• Given exercise
With the pictures left out, copy the listing below exactly.

┄┄┄┄┄┄┄┄┄┄┄┄┄┄┄┄┄┄┄┄

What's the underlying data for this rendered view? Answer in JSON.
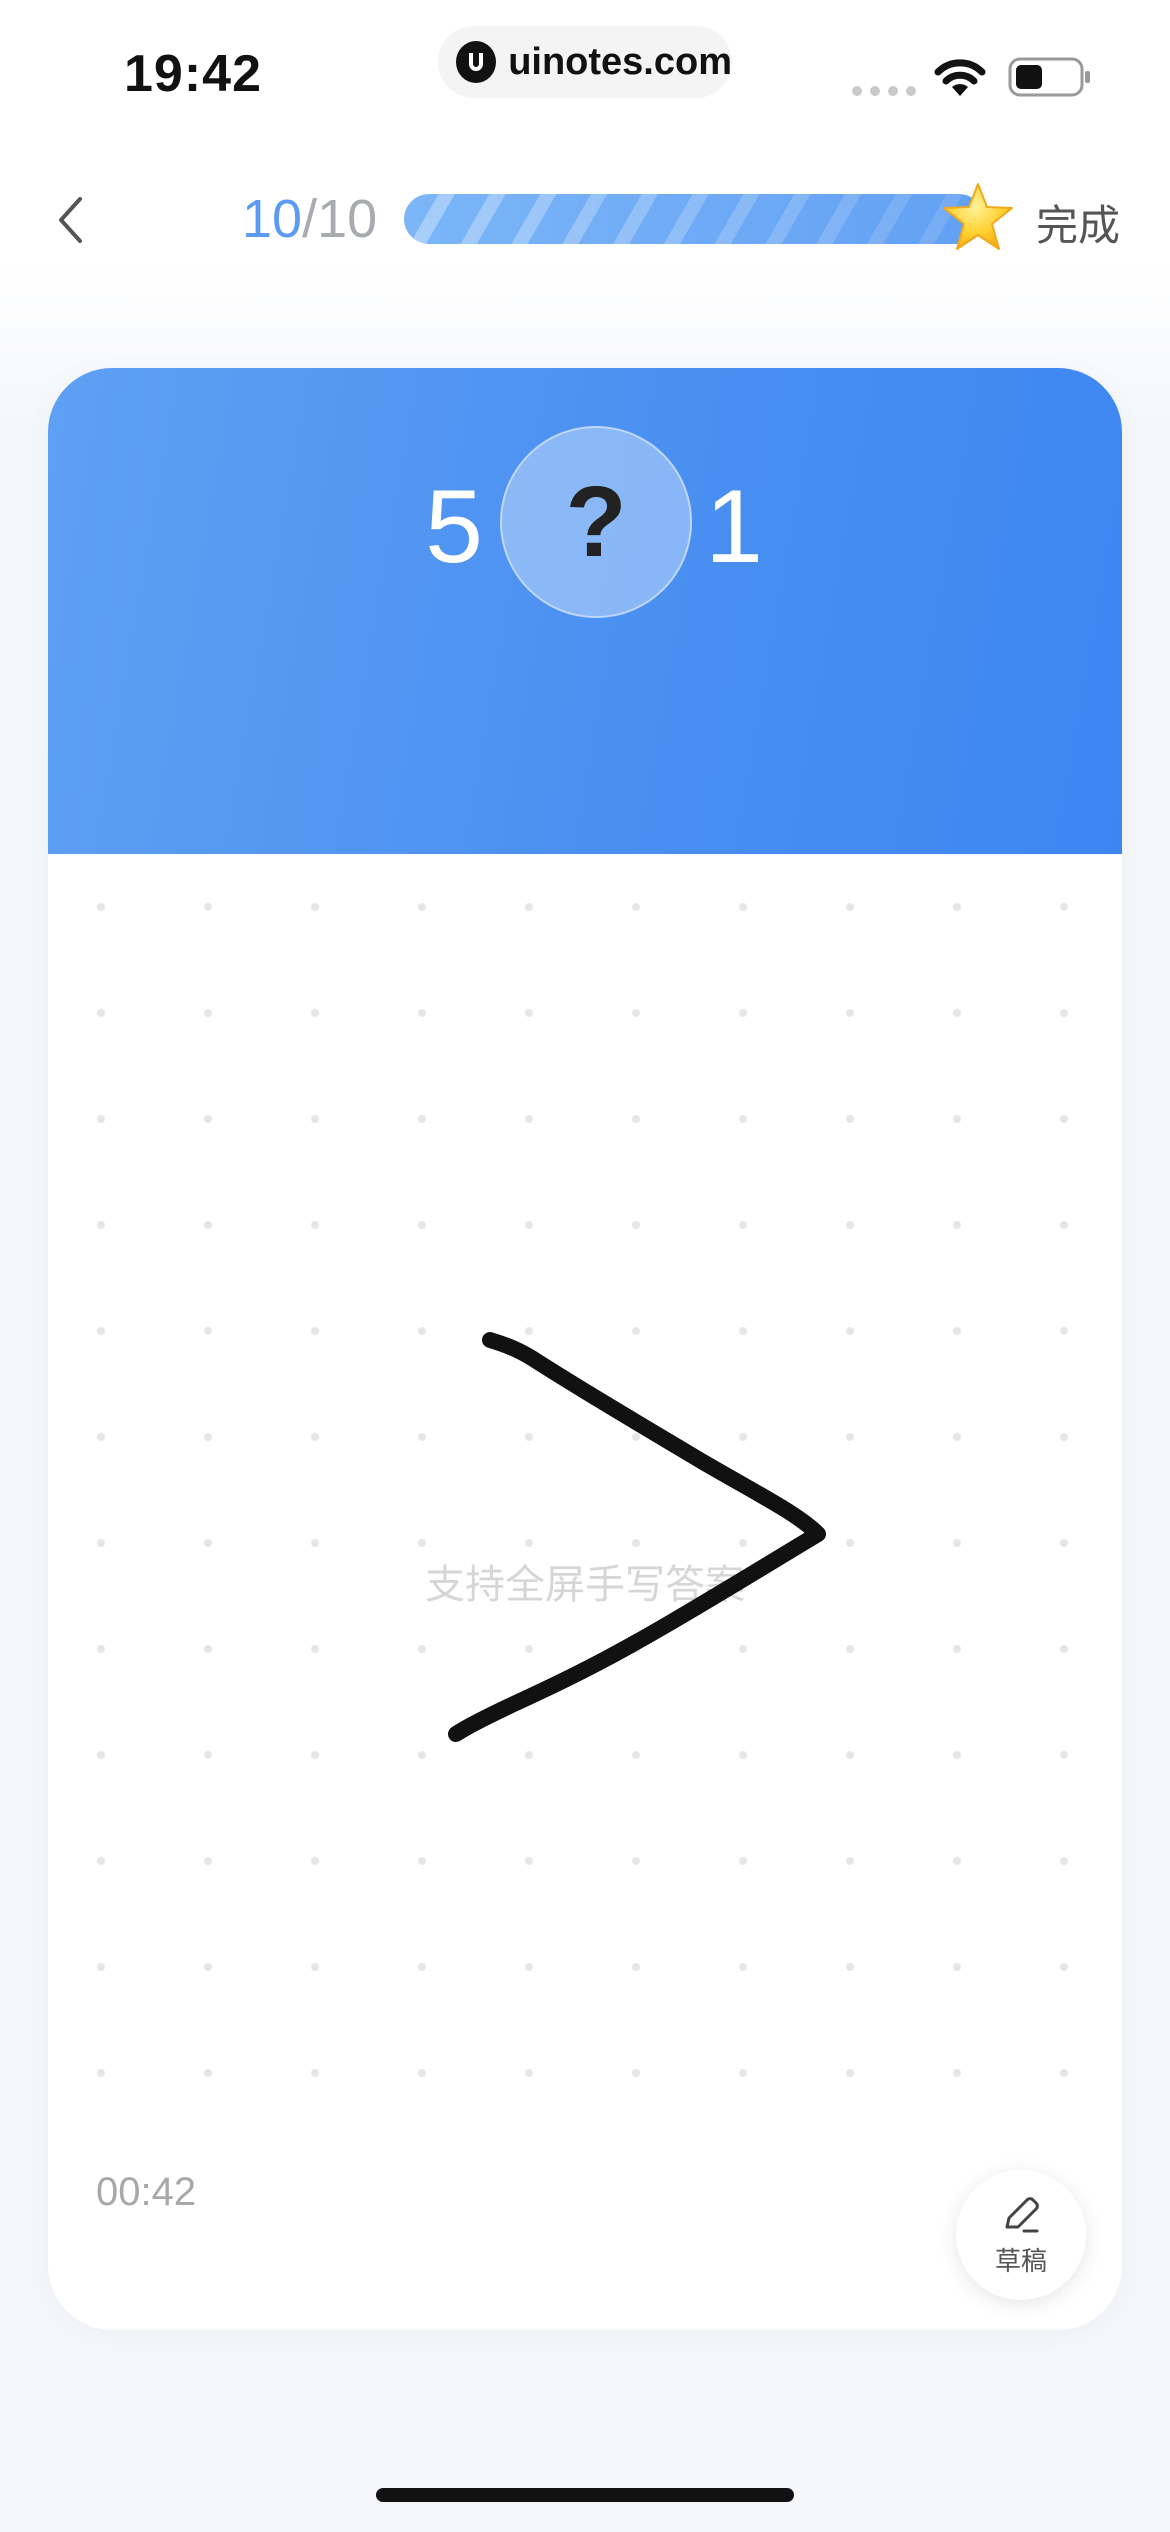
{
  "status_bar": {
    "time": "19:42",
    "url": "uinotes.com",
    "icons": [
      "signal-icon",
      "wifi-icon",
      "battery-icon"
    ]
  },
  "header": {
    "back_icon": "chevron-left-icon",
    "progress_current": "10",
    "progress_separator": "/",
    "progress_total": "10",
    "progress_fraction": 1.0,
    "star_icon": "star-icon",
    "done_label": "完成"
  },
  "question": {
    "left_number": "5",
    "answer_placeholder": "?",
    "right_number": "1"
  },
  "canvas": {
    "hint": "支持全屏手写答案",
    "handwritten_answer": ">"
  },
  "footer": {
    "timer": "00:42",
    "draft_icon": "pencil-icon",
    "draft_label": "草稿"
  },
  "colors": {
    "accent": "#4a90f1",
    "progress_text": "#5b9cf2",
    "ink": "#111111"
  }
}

┄┄┄┄┄┄┄┄┄┄┄┄┄┄┄┄┄┄┄┄

• Written response
What's the underlying data for this rendered view? Answer in JSON.
{
  "status_bar": {
    "time": "19:42",
    "url": "uinotes.com",
    "icons": [
      "signal-icon",
      "wifi-icon",
      "battery-icon"
    ]
  },
  "header": {
    "back_icon": "chevron-left-icon",
    "progress_current": "10",
    "progress_separator": "/",
    "progress_total": "10",
    "progress_fraction": 1.0,
    "star_icon": "star-icon",
    "done_label": "完成"
  },
  "question": {
    "left_number": "5",
    "answer_placeholder": "?",
    "right_number": "1"
  },
  "canvas": {
    "hint": "支持全屏手写答案",
    "handwritten_answer": ">"
  },
  "footer": {
    "timer": "00:42",
    "draft_icon": "pencil-icon",
    "draft_label": "草稿"
  },
  "colors": {
    "accent": "#4a90f1",
    "progress_text": "#5b9cf2",
    "ink": "#111111"
  }
}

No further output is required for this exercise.